**What is expected**
Return every line below in which "홈페이지를" appears.

+++

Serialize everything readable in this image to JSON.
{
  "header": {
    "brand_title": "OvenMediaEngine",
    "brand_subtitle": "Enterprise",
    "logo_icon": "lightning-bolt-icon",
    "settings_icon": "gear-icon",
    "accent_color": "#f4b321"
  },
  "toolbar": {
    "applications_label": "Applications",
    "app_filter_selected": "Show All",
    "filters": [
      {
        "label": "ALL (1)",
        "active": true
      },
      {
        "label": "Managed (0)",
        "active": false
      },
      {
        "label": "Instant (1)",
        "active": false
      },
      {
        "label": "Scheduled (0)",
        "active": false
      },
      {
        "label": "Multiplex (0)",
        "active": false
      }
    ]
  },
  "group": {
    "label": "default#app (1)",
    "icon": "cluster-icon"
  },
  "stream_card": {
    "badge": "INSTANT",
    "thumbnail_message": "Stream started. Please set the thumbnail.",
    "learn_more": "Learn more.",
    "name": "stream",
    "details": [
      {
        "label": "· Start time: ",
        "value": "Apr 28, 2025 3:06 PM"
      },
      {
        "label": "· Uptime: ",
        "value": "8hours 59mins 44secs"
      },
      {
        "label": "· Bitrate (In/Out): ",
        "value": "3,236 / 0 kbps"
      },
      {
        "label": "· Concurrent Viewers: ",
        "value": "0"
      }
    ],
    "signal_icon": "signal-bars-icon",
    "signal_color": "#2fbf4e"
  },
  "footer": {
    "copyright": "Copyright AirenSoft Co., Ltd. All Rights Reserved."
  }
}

+++

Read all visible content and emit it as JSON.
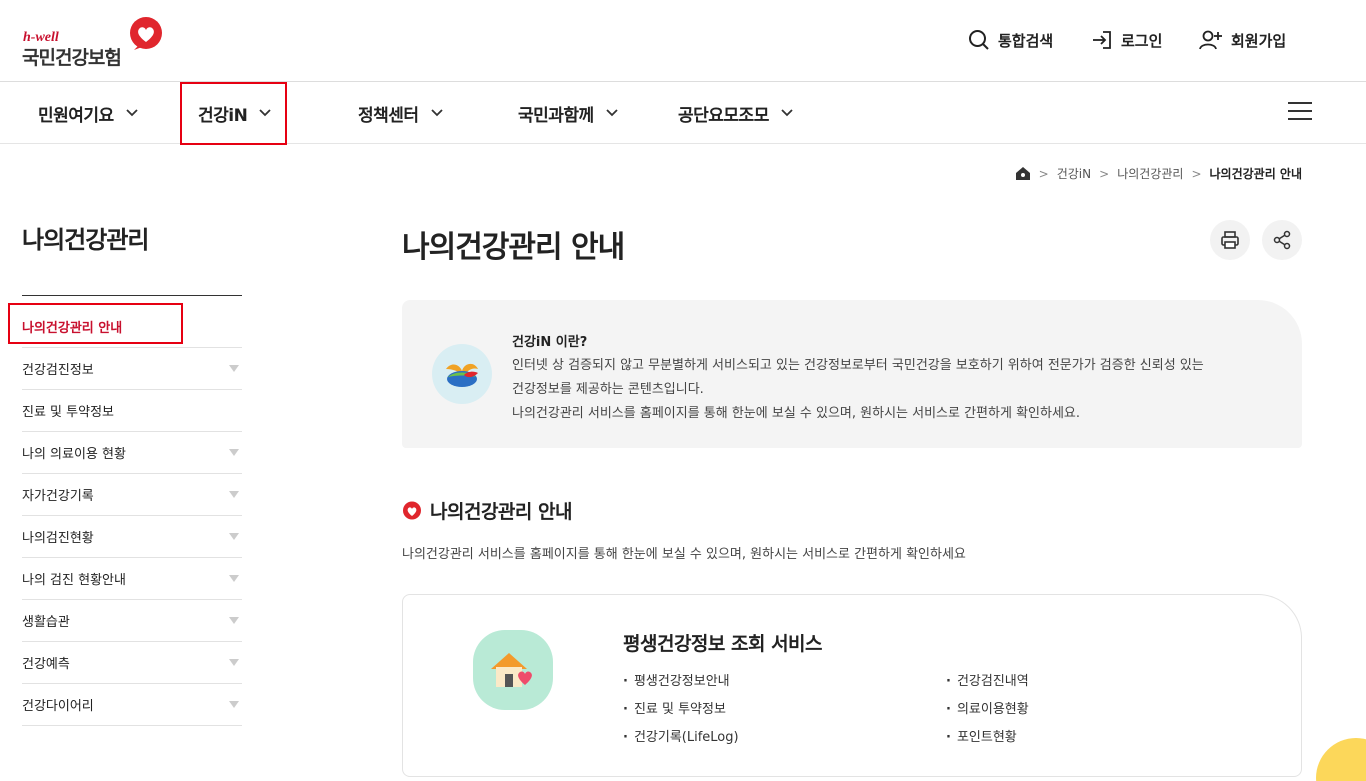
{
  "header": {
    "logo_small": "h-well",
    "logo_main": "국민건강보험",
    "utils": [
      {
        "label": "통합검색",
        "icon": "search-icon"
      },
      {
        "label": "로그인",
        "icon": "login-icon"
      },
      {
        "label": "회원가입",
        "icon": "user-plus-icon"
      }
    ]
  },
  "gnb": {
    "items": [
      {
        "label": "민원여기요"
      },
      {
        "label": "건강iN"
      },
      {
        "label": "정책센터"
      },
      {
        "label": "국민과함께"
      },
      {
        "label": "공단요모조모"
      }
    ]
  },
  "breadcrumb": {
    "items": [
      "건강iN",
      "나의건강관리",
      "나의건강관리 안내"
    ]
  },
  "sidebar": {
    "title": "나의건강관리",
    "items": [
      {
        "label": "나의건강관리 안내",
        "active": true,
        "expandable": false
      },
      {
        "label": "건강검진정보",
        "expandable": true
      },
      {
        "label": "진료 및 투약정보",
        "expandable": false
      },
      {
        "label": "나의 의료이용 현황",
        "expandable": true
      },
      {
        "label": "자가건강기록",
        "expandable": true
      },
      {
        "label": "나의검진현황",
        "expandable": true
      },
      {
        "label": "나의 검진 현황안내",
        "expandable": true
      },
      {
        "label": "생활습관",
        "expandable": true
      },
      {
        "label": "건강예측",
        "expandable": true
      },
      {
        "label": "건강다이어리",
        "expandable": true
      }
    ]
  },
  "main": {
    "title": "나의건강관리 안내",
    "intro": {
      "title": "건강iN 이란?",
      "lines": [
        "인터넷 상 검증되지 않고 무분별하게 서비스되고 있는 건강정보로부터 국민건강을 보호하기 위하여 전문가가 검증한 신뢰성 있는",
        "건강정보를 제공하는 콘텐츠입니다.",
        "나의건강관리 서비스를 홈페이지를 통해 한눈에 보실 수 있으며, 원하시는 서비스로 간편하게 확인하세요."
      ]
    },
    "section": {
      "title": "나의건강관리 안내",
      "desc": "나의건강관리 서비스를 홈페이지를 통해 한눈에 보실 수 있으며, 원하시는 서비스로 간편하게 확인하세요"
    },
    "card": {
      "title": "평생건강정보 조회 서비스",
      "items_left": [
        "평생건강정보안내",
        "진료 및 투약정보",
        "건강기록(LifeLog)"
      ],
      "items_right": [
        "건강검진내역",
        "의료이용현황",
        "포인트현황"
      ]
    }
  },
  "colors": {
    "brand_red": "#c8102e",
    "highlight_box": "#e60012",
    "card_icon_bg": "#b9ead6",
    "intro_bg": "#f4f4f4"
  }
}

+++

**The completed task**
        "나의건강관리 서비스를 홈페이지를 통해 한눈에 보실 수 있으며, 원하시는 서비스로 간편하게 확인하세요."
      "desc": "나의건강관리 서비스를 홈페이지를 통해 한눈에 보실 수 있으며, 원하시는 서비스로 간편하게 확인하세요"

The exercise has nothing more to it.